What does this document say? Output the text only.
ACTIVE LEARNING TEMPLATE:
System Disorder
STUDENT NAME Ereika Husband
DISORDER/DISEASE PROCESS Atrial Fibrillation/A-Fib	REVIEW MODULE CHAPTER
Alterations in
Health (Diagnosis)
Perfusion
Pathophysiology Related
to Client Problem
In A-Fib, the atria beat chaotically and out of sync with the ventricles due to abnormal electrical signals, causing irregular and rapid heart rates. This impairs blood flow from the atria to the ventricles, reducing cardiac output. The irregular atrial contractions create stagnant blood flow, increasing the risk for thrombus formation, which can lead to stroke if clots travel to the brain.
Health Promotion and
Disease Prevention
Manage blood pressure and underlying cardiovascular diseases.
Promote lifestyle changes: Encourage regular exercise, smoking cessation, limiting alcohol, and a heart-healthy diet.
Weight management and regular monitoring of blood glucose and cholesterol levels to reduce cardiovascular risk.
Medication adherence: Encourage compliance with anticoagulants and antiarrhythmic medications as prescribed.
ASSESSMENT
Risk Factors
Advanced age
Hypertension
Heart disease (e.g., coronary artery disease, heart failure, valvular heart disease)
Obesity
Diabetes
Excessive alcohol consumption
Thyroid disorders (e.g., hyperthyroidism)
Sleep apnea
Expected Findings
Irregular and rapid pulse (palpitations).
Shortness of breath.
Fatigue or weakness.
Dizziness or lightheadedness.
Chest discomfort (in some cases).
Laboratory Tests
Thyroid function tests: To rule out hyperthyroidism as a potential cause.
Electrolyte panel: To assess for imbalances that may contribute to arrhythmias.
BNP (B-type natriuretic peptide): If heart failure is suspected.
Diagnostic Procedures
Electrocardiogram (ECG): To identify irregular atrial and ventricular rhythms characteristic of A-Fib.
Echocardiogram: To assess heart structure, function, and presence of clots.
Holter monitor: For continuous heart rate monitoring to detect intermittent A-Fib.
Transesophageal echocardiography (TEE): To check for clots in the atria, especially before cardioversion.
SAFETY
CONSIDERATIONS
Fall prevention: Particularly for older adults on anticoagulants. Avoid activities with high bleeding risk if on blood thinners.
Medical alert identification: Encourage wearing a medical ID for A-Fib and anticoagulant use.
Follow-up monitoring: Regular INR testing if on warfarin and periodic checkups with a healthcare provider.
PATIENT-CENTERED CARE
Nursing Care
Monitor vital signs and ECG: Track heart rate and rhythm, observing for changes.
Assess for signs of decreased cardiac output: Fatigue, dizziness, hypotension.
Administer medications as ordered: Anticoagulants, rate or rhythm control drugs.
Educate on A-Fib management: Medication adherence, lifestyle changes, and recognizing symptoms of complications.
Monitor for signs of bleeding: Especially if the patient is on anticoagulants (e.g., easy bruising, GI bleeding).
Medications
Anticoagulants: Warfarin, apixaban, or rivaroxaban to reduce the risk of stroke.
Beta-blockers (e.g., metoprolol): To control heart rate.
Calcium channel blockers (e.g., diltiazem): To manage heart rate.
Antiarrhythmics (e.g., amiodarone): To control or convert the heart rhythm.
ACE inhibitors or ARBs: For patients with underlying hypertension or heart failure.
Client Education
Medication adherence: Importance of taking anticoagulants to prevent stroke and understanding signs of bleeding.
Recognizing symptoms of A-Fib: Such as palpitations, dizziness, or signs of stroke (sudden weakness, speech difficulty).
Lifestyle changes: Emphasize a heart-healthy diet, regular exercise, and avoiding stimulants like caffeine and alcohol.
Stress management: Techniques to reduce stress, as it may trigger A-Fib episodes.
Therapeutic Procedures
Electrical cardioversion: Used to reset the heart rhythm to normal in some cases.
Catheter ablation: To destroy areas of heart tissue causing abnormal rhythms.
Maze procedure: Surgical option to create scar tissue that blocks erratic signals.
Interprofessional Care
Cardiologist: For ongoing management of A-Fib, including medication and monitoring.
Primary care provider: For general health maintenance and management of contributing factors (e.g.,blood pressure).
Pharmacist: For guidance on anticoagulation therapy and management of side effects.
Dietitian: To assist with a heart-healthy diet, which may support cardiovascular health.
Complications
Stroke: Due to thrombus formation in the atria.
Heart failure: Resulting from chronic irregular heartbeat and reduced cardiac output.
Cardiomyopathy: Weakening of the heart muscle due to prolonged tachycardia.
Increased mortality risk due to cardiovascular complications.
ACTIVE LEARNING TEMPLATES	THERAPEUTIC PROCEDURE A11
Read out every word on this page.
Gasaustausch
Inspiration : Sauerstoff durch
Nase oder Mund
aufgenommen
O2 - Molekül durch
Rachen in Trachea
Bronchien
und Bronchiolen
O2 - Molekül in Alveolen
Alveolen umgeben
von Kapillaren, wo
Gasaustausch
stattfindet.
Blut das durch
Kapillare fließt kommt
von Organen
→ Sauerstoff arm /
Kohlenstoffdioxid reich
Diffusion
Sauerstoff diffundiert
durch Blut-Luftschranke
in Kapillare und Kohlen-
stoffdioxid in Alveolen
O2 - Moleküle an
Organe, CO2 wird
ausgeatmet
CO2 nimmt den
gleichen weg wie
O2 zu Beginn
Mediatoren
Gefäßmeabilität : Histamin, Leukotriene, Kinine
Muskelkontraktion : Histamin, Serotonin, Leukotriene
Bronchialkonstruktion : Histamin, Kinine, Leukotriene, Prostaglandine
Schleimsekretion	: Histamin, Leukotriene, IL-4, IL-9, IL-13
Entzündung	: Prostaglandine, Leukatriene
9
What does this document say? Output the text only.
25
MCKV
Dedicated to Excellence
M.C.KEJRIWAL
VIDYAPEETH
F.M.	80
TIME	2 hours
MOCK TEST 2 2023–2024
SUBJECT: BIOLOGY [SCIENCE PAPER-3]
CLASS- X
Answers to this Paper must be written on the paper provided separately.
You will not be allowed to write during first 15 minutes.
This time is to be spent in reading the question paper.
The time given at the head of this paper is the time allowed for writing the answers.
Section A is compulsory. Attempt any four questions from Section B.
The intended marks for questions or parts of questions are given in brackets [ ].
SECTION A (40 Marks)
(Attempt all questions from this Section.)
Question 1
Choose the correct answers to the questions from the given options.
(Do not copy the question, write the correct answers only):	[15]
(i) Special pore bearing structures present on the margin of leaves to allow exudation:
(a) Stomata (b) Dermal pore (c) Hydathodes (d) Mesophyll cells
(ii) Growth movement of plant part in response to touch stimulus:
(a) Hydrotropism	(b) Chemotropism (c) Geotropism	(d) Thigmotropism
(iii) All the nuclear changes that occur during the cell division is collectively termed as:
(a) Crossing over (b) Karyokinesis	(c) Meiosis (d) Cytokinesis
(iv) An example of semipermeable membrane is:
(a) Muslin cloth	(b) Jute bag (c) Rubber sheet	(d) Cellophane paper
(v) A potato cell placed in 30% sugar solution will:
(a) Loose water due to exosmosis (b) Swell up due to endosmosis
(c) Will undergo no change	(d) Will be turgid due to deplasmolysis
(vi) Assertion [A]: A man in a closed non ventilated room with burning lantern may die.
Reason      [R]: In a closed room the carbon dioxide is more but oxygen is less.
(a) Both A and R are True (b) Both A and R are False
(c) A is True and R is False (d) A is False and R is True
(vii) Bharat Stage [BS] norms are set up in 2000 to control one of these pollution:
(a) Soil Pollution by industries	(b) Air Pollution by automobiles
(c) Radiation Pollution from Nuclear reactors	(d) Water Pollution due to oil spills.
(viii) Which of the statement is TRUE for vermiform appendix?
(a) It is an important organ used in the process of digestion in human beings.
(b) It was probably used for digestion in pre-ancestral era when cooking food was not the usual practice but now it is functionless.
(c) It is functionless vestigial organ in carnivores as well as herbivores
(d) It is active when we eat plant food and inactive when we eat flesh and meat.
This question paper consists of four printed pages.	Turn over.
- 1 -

=-=-=-=-=

[TRY IT]
Display every line of the listing that contains the string "bleeding".

[EXERCISE RESPONSE]
Fall prevention: Particularly for older adults on anticoagulants. Avoid activities with high bleeding risk if on blood thinners.
Monitor for signs of bleeding: Especially if the patient is on anticoagulants (e.g., easy bruising, GI bleeding).
Medication adherence: Importance of taking anticoagulants to prevent stroke and understanding signs of bleeding.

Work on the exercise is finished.